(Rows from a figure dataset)
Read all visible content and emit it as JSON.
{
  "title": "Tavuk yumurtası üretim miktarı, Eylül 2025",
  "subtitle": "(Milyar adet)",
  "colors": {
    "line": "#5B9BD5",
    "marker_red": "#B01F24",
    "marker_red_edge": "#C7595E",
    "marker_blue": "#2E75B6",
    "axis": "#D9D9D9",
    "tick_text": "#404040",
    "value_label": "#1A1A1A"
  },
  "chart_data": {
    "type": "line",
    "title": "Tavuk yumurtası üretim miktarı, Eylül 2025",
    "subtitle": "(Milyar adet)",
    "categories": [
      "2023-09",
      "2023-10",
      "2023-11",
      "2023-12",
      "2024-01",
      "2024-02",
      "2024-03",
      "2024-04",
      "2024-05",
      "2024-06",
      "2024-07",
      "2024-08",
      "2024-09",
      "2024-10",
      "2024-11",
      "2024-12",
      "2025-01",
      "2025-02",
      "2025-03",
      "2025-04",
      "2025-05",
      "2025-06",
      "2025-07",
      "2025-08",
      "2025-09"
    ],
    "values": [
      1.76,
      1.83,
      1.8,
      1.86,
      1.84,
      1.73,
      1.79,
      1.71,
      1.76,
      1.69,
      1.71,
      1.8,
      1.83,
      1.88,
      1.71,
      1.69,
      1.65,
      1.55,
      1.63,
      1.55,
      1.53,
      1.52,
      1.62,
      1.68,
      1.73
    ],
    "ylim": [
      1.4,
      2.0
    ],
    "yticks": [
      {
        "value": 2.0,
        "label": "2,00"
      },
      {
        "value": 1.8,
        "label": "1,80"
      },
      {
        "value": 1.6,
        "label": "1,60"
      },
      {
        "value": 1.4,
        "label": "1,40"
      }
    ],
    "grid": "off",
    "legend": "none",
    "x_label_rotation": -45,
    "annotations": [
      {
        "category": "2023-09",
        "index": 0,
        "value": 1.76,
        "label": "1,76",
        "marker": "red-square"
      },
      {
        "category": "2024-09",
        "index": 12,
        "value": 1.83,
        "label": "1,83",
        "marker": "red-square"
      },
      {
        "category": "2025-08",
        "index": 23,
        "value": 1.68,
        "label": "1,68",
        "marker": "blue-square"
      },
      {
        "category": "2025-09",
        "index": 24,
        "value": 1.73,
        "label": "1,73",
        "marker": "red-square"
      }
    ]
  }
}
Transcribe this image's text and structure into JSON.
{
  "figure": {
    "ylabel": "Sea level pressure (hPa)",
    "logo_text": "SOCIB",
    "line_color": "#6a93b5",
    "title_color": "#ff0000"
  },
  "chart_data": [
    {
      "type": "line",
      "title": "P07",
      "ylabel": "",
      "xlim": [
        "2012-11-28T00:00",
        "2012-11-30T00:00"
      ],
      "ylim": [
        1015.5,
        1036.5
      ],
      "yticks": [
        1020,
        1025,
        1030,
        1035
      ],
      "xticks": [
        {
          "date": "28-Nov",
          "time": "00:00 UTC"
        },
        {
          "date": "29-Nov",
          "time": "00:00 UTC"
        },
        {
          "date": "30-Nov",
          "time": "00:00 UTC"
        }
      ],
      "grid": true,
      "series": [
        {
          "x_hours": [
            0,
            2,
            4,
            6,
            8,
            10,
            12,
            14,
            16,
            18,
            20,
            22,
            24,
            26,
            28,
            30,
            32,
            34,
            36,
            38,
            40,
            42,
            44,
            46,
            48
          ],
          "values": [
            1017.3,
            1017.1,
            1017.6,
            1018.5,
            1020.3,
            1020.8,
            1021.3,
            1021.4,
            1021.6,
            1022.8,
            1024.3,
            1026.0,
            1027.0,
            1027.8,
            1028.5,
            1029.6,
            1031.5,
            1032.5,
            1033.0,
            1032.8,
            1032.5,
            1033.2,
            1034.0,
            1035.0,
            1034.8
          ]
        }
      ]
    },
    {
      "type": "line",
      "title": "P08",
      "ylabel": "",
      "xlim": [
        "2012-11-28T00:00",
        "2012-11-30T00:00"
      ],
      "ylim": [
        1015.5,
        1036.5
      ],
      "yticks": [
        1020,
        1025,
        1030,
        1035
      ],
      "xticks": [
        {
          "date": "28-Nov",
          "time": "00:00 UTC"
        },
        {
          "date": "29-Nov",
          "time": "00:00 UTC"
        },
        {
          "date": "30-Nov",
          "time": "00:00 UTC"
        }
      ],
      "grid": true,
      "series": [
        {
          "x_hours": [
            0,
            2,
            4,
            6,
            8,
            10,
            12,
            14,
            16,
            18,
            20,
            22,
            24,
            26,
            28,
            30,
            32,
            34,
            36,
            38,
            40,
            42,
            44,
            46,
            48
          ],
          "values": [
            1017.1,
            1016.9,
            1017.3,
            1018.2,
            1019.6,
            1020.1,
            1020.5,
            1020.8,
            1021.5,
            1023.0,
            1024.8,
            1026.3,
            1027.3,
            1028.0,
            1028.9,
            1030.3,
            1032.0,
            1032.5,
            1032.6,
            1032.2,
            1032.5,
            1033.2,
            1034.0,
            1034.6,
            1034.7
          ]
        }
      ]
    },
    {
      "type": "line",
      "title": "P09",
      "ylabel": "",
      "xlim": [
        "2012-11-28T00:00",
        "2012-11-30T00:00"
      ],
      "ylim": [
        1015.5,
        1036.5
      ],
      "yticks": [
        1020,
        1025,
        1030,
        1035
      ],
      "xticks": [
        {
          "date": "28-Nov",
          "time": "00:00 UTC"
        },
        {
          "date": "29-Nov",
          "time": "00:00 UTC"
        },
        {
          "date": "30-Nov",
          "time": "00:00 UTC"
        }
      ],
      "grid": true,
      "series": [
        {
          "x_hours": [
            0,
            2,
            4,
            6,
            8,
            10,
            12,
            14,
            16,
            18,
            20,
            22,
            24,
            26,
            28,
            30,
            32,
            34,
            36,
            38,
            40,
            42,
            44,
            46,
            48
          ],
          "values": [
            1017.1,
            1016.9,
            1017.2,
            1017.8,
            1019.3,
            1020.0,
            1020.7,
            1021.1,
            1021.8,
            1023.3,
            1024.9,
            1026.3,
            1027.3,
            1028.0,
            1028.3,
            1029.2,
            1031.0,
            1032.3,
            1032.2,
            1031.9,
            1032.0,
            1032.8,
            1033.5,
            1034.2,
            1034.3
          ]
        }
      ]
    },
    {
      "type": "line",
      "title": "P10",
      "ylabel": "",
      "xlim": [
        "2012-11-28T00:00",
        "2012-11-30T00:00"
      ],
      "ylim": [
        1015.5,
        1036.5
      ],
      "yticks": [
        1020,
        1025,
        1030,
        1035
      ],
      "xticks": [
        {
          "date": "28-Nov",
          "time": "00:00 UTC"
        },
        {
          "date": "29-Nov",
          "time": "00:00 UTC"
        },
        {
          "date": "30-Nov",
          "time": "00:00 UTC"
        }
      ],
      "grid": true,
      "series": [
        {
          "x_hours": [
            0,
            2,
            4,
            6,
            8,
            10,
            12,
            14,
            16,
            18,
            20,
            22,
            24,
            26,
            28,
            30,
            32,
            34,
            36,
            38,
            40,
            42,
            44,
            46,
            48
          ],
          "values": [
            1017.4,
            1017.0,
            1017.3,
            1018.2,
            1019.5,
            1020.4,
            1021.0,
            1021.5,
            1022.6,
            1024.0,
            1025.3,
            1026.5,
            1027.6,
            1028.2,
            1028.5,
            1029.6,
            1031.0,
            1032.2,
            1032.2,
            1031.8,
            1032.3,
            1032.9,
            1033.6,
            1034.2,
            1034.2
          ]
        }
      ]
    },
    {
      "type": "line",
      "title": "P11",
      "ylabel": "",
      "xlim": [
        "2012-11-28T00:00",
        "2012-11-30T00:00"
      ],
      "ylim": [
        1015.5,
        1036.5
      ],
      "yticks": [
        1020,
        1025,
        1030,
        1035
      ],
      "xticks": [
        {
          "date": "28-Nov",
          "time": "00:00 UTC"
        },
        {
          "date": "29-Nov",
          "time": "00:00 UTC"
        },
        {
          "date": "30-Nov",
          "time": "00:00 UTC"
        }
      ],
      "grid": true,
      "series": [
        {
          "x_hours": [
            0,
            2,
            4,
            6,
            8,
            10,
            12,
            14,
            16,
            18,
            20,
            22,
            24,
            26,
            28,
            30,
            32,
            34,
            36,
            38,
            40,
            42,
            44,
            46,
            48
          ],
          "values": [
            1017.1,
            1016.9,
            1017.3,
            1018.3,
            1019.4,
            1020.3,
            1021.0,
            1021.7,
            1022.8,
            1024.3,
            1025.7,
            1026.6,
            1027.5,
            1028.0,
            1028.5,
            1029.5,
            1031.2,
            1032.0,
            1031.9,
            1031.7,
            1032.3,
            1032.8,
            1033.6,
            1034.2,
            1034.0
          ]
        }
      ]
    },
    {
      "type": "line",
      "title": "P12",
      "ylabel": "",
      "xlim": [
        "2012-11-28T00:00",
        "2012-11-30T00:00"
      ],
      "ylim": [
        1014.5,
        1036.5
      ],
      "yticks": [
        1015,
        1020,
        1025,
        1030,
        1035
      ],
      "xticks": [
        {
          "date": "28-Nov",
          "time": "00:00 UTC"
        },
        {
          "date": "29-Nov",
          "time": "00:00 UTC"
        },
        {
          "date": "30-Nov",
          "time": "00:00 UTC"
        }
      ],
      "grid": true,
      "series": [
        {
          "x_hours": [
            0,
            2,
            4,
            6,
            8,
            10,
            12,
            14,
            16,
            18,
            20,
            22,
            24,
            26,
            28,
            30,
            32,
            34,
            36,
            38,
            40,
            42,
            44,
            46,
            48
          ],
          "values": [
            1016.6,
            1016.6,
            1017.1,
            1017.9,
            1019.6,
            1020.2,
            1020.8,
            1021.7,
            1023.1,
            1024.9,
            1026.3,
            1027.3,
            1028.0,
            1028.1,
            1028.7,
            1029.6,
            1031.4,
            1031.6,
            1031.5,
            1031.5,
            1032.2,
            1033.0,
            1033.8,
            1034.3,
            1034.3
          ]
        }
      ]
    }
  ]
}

• Exercise requirements:
Search the data for the string "Eylül" and copy each line where it appears.

• Task result:
  "title": "Tavuk yumurtası üretim miktarı, Eylül 2025",
    "title": "Tavuk yumurtası üretim miktarı, Eylül 2025",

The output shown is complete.